WRITTEN EXERCISE:
Reproduce the data that follows in its entirety, character for character.

Collected data entries:
--*--

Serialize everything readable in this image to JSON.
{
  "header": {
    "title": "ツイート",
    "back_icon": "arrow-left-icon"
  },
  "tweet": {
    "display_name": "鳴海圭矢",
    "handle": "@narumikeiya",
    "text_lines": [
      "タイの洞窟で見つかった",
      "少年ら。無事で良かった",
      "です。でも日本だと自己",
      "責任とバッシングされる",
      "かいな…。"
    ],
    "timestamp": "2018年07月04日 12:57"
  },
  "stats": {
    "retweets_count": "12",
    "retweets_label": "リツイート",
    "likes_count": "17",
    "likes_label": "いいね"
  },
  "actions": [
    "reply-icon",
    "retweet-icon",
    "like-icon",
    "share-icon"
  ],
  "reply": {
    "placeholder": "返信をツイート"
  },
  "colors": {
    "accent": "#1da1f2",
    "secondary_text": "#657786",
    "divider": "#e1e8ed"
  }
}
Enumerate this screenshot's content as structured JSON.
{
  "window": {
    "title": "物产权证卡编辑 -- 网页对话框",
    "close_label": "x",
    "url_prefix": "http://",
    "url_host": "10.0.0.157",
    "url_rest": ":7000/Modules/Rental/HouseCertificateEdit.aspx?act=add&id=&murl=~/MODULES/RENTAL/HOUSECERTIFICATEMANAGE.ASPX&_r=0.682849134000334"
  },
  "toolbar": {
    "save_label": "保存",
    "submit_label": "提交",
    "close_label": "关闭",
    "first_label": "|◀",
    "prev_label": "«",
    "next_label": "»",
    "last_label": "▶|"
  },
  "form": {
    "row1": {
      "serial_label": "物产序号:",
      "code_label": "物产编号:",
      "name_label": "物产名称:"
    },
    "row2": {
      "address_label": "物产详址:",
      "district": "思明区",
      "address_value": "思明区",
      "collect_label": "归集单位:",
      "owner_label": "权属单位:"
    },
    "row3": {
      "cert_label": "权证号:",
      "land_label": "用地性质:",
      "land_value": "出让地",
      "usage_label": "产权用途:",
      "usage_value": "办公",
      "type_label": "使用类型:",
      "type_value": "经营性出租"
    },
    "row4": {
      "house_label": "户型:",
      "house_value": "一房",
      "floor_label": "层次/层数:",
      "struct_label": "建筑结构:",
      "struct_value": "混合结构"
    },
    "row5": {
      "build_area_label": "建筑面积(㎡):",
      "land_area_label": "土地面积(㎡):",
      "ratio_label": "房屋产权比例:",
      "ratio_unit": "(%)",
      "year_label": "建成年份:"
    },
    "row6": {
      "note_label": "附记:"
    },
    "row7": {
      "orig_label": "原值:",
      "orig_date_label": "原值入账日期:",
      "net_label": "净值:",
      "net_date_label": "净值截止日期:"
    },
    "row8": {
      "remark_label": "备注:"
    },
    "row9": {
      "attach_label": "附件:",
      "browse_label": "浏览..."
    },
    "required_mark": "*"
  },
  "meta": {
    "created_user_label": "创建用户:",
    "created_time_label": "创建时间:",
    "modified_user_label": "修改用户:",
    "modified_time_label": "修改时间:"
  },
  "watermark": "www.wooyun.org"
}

--*--

SOLUTION:
Serialize everything readable in this image to JSON.
{
  "header": {
    "title": "ツイート",
    "back_icon": "arrow-left-icon"
  },
  "tweet": {
    "display_name": "鳴海圭矢",
    "handle": "@narumikeiya",
    "text_lines": [
      "タイの洞窟で見つかった",
      "少年ら。無事で良かった",
      "です。でも日本だと自己",
      "責任とバッシングされる",
      "かいな…。"
    ],
    "timestamp": "2018年07月04日 12:57"
  },
  "stats": {
    "retweets_count": "12",
    "retweets_label": "リツイート",
    "likes_count": "17",
    "likes_label": "いいね"
  },
  "actions": [
    "reply-icon",
    "retweet-icon",
    "like-icon",
    "share-icon"
  ],
  "reply": {
    "placeholder": "返信をツイート"
  },
  "colors": {
    "accent": "#1da1f2",
    "secondary_text": "#657786",
    "divider": "#e1e8ed"
  }
}
Enumerate this screenshot's content as structured JSON.
{
  "window": {
    "title": "物产权证卡编辑 -- 网页对话框",
    "close_label": "x",
    "url_prefix": "http://",
    "url_host": "10.0.0.157",
    "url_rest": ":7000/Modules/Rental/HouseCertificateEdit.aspx?act=add&id=&murl=~/MODULES/RENTAL/HOUSECERTIFICATEMANAGE.ASPX&_r=0.682849134000334"
  },
  "toolbar": {
    "save_label": "保存",
    "submit_label": "提交",
    "close_label": "关闭",
    "first_label": "|◀",
    "prev_label": "«",
    "next_label": "»",
    "last_label": "▶|"
  },
  "form": {
    "row1": {
      "serial_label": "物产序号:",
      "code_label": "物产编号:",
      "name_label": "物产名称:"
    },
    "row2": {
      "address_label": "物产详址:",
      "district": "思明区",
      "address_value": "思明区",
      "collect_label": "归集单位:",
      "owner_label": "权属单位:"
    },
    "row3": {
      "cert_label": "权证号:",
      "land_label": "用地性质:",
      "land_value": "出让地",
      "usage_label": "产权用途:",
      "usage_value": "办公",
      "type_label": "使用类型:",
      "type_value": "经营性出租"
    },
    "row4": {
      "house_label": "户型:",
      "house_value": "一房",
      "floor_label": "层次/层数:",
      "struct_label": "建筑结构:",
      "struct_value": "混合结构"
    },
    "row5": {
      "build_area_label": "建筑面积(㎡):",
      "land_area_label": "土地面积(㎡):",
      "ratio_label": "房屋产权比例:",
      "ratio_unit": "(%)",
      "year_label": "建成年份:"
    },
    "row6": {
      "note_label": "附记:"
    },
    "row7": {
      "orig_label": "原值:",
      "orig_date_label": "原值入账日期:",
      "net_label": "净值:",
      "net_date_label": "净值截止日期:"
    },
    "row8": {
      "remark_label": "备注:"
    },
    "row9": {
      "attach_label": "附件:",
      "browse_label": "浏览..."
    },
    "required_mark": "*"
  },
  "meta": {
    "created_user_label": "创建用户:",
    "created_time_label": "创建时间:",
    "modified_user_label": "修改用户:",
    "modified_time_label": "修改时间:"
  },
  "watermark": "www.wooyun.org"
}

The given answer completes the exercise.